[Exercise goal]:
Only the pictures are dropped; the lines of the material that follow are returned exactly.
"""
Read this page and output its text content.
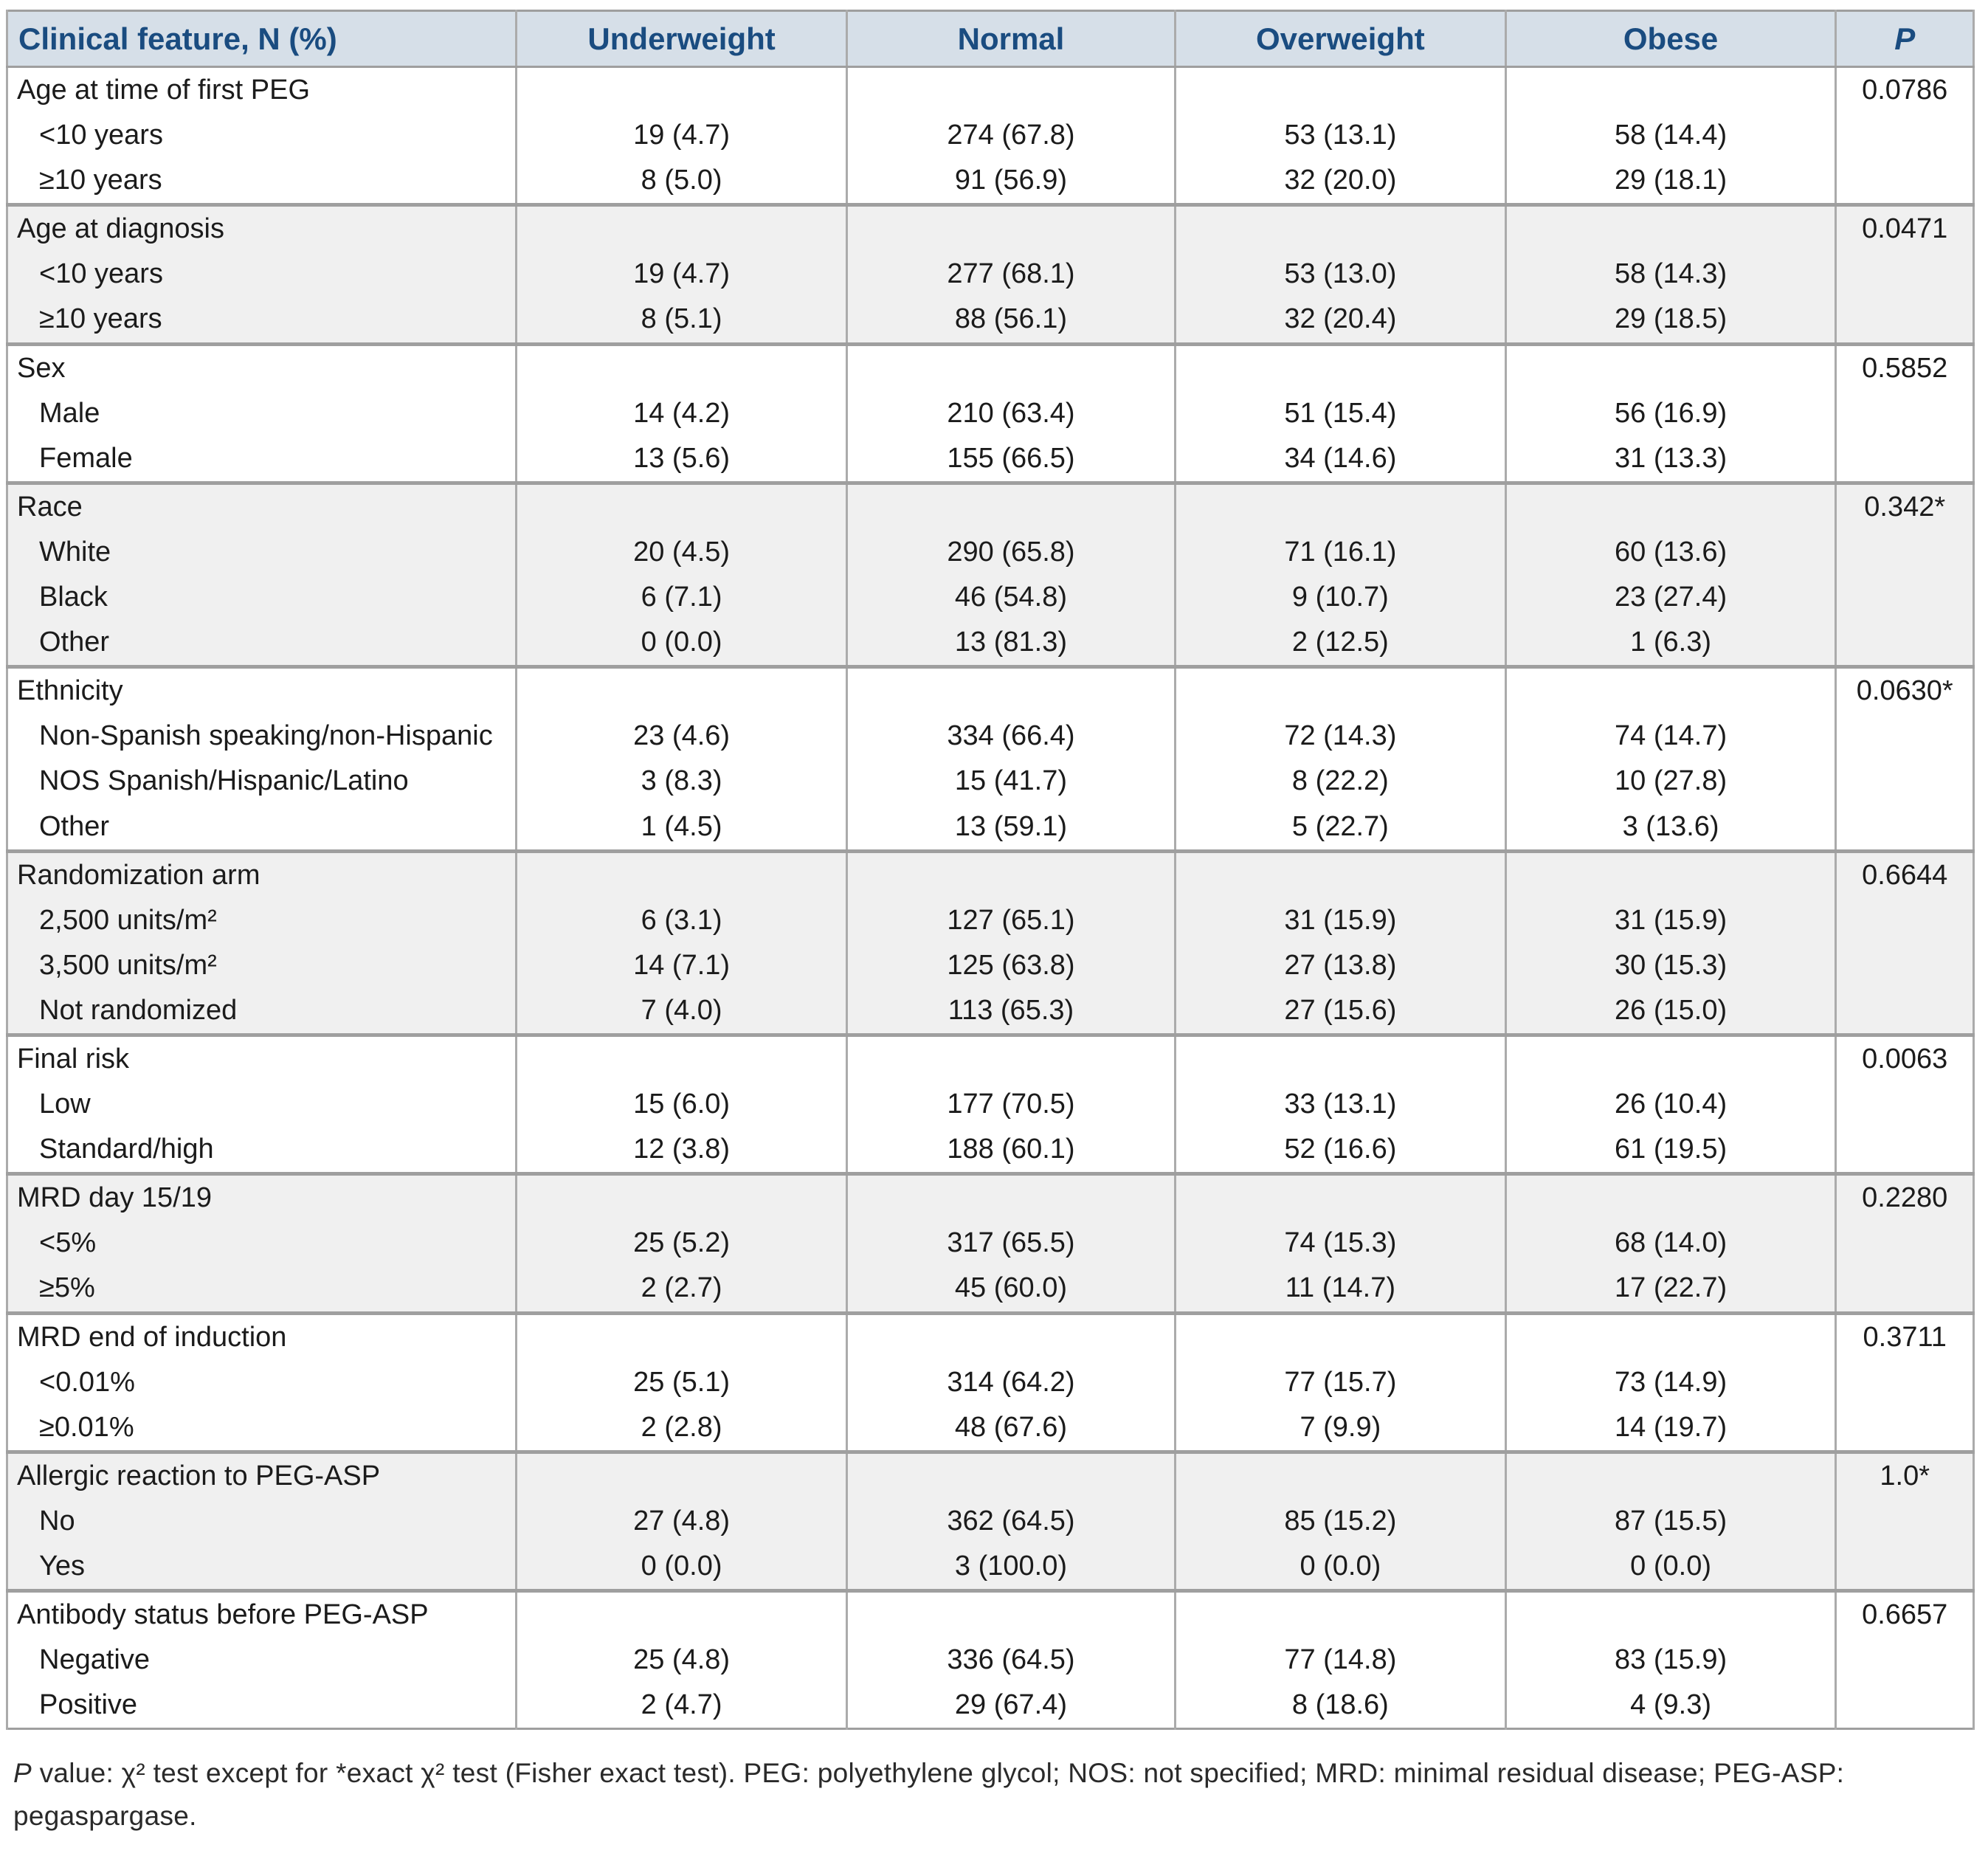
Clinical feature, N (%)	Underweight	Normal	Overweight	Obese	P
Age at time of first PEG					0.0786
<10 years	19 (4.7)	274 (67.8)	53 (13.1)	58 (14.4)	
≥10 years	8 (5.0)	91 (56.9)	32 (20.0)	29 (18.1)	
Age at diagnosis					0.0471
<10 years	19 (4.7)	277 (68.1)	53 (13.0)	58 (14.3)	
≥10 years	8 (5.1)	88 (56.1)	32 (20.4)	29 (18.5)	
Sex					0.5852
Male	14 (4.2)	210 (63.4)	51 (15.4)	56 (16.9)	
Female	13 (5.6)	155 (66.5)	34 (14.6)	31 (13.3)	
Race					0.342*
White	20 (4.5)	290 (65.8)	71 (16.1)	60 (13.6)	
Black	6 (7.1)	46 (54.8)	9 (10.7)	23 (27.4)	
Other	0 (0.0)	13 (81.3)	2 (12.5)	1 (6.3)	
Ethnicity					0.0630*
Non-Spanish speaking/non-Hispanic	23 (4.6)	334 (66.4)	72 (14.3)	74 (14.7)	
NOS Spanish/Hispanic/Latino	3 (8.3)	15 (41.7)	8 (22.2)	10 (27.8)	
Other	1 (4.5)	13 (59.1)	5 (22.7)	3 (13.6)	
Randomization arm					0.6644
2,500 units/m²	6 (3.1)	127 (65.1)	31 (15.9)	31 (15.9)	
3,500 units/m²	14 (7.1)	125 (63.8)	27 (13.8)	30 (15.3)	
Not randomized	7 (4.0)	113 (65.3)	27 (15.6)	26 (15.0)	
Final risk					0.0063
Low	15 (6.0)	177 (70.5)	33 (13.1)	26 (10.4)	
Standard/high	12 (3.8)	188 (60.1)	52 (16.6)	61 (19.5)	
MRD day 15/19					0.2280
<5%	25 (5.2)	317 (65.5)	74 (15.3)	68 (14.0)	
≥5%	2 (2.7)	45 (60.0)	11 (14.7)	17 (22.7)	
MRD end of induction					0.3711
<0.01%	25 (5.1)	314 (64.2)	77 (15.7)	73 (14.9)	
≥0.01%	2 (2.8)	48 (67.6)	7 (9.9)	14 (19.7)	
Allergic reaction to PEG-ASP					1.0*
No	27 (4.8)	362 (64.5)	85 (15.2)	87 (15.5)	
Yes	0 (0.0)	3 (100.0)	0 (0.0)	0 (0.0)	
Antibody status before PEG-ASP					0.6657
Negative	25 (4.8)	336 (64.5)	77 (14.8)	83 (15.9)	
Positive	2 (4.7)	29 (67.4)	8 (18.6)	4 (9.3)	

P value: χ² test except for *exact χ² test (Fisher exact test). PEG: polyethylene glycol; NOS: not specified; MRD: minimal residual disease; PEG-ASP: pegaspargase.
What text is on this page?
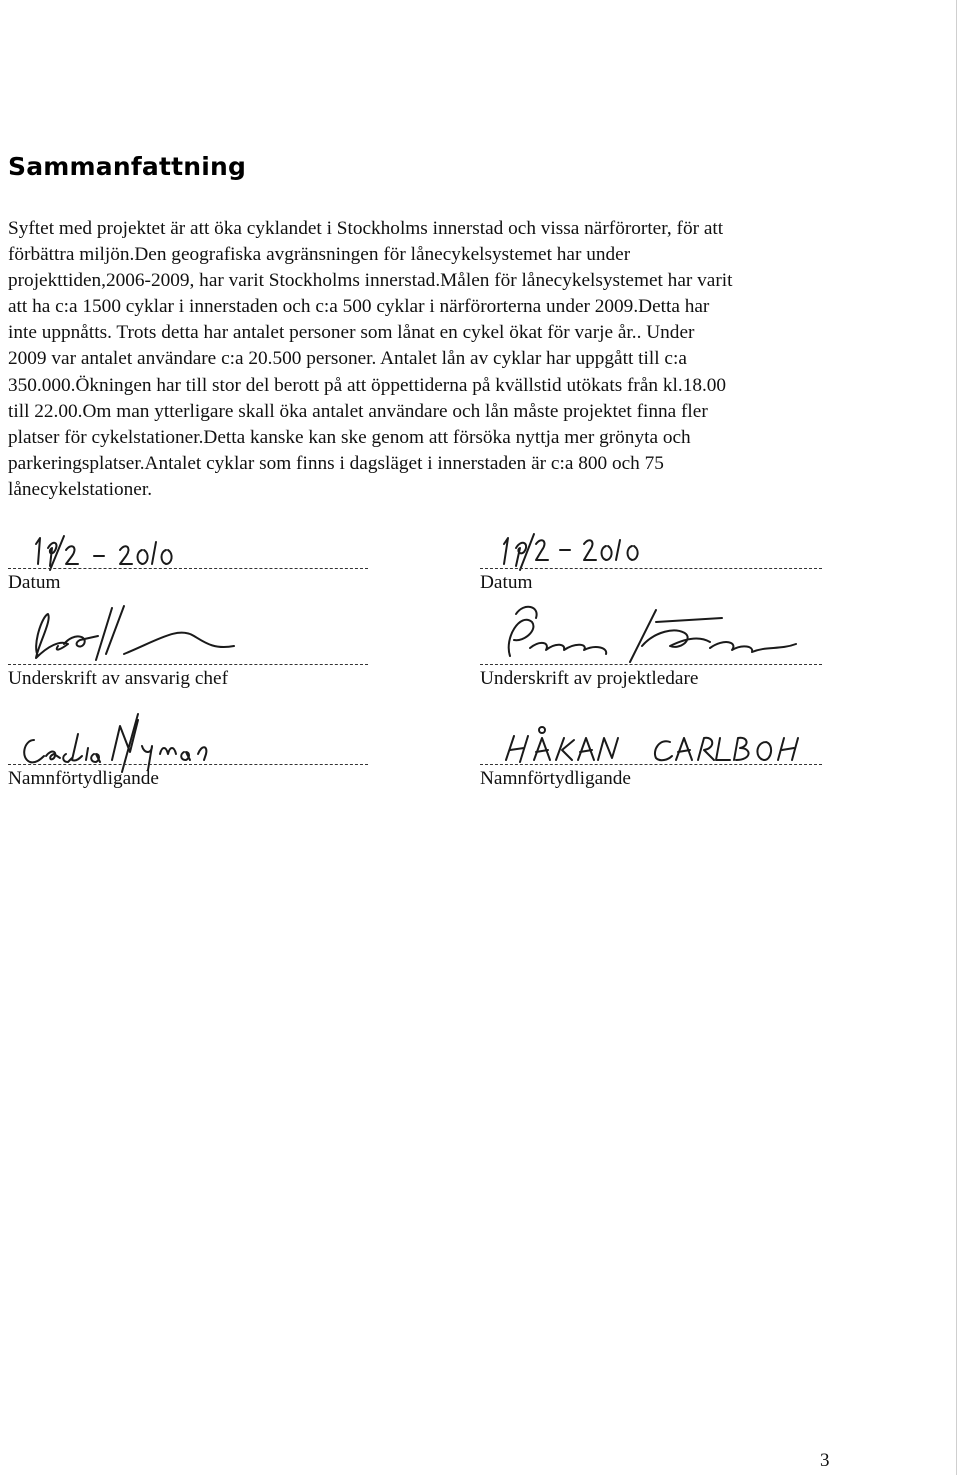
Sammanfattning
Syftet med projektet är att öka cyklandet i Stockholms innerstad och vissa närförorter, för att
förbättra miljön.Den geografiska avgränsningen för lånecykelsystemet har under
projekttiden,2006-2009, har varit Stockholms innerstad.Målen för lånecykelsystemet har varit
att ha c:a 1500 cyklar i innerstaden och c:a 500 cyklar i närförorterna under 2009.Detta har
inte uppnåtts. Trots detta har antalet personer som lånat en cykel ökat för varje år.. Under
2009 var antalet användare c:a 20.500 personer. Antalet lån av cyklar har uppgått till c:a
350.000.Ökningen har till stor del berott på att öppettiderna på kvällstid utökats från kl.18.00
till 22.00.Om man ytterligare skall öka antalet användare och lån måste projektet finna fler
platser för cykelstationer.Detta kanske kan ske genom att försöka nyttja mer grönyta och
parkeringsplatser.Antalet cyklar som finns i dagsläget i innerstaden är c:a 800 och 75
lånecykelstationer.
Datum
Underskrift av ansvarig chef
Namnförtydligande
Datum
Underskrift av projektledare
Namnförtydligande
3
"""
[Expected answer]:
Read this page and output its text content.
Clinical feature, N (%)	Underweight	Normal	Overweight	Obese	P
Age at time of first PEG					0.0786
<10 years	19 (4.7)	274 (67.8)	53 (13.1)	58 (14.4)	
≥10 years	8 (5.0)	91 (56.9)	32 (20.0)	29 (18.1)	
Age at diagnosis					0.0471
<10 years	19 (4.7)	277 (68.1)	53 (13.0)	58 (14.3)	
≥10 years	8 (5.1)	88 (56.1)	32 (20.4)	29 (18.5)	
Sex					0.5852
Male	14 (4.2)	210 (63.4)	51 (15.4)	56 (16.9)	
Female	13 (5.6)	155 (66.5)	34 (14.6)	31 (13.3)	
Race					0.342*
White	20 (4.5)	290 (65.8)	71 (16.1)	60 (13.6)	
Black	6 (7.1)	46 (54.8)	9 (10.7)	23 (27.4)	
Other	0 (0.0)	13 (81.3)	2 (12.5)	1 (6.3)	
Ethnicity					0.0630*
Non-Spanish speaking/non-Hispanic	23 (4.6)	334 (66.4)	72 (14.3)	74 (14.7)	
NOS Spanish/Hispanic/Latino	3 (8.3)	15 (41.7)	8 (22.2)	10 (27.8)	
Other	1 (4.5)	13 (59.1)	5 (22.7)	3 (13.6)	
Randomization arm					0.6644
2,500 units/m²	6 (3.1)	127 (65.1)	31 (15.9)	31 (15.9)	
3,500 units/m²	14 (7.1)	125 (63.8)	27 (13.8)	30 (15.3)	
Not randomized	7 (4.0)	113 (65.3)	27 (15.6)	26 (15.0)	
Final risk					0.0063
Low	15 (6.0)	177 (70.5)	33 (13.1)	26 (10.4)	
Standard/high	12 (3.8)	188 (60.1)	52 (16.6)	61 (19.5)	
MRD day 15/19					0.2280
<5%	25 (5.2)	317 (65.5)	74 (15.3)	68 (14.0)	
≥5%	2 (2.7)	45 (60.0)	11 (14.7)	17 (22.7)	
MRD end of induction					0.3711
<0.01%	25 (5.1)	314 (64.2)	77 (15.7)	73 (14.9)	
≥0.01%	2 (2.8)	48 (67.6)	7 (9.9)	14 (19.7)	
Allergic reaction to PEG-ASP					1.0*
No	27 (4.8)	362 (64.5)	85 (15.2)	87 (15.5)	
Yes	0 (0.0)	3 (100.0)	0 (0.0)	0 (0.0)	
Antibody status before PEG-ASP					0.6657
Negative	25 (4.8)	336 (64.5)	77 (14.8)	83 (15.9)	
Positive	2 (4.7)	29 (67.4)	8 (18.6)	4 (9.3)	

P value: χ² test except for *exact χ² test (Fisher exact test). PEG: polyethylene glycol; NOS: not specified; MRD: minimal residual disease; PEG-ASP: pegaspargase.
What text is on this page?
Sammanfattning
Syftet med projektet är att öka cyklandet i Stockholms innerstad och vissa närförorter, för att
förbättra miljön.Den geografiska avgränsningen för lånecykelsystemet har under
projekttiden,2006-2009, har varit Stockholms innerstad.Målen för lånecykelsystemet har varit
att ha c:a 1500 cyklar i innerstaden och c:a 500 cyklar i närförorterna under 2009.Detta har
inte uppnåtts. Trots detta har antalet personer som lånat en cykel ökat för varje år.. Under
2009 var antalet användare c:a 20.500 personer. Antalet lån av cyklar har uppgått till c:a
350.000.Ökningen har till stor del berott på att öppettiderna på kvällstid utökats från kl.18.00
till 22.00.Om man ytterligare skall öka antalet användare och lån måste projektet finna fler
platser för cykelstationer.Detta kanske kan ske genom att försöka nyttja mer grönyta och
parkeringsplatser.Antalet cyklar som finns i dagsläget i innerstaden är c:a 800 och 75
lånecykelstationer.
Datum
Underskrift av ansvarig chef
Namnförtydligande
Datum
Underskrift av projektledare
Namnförtydligande
3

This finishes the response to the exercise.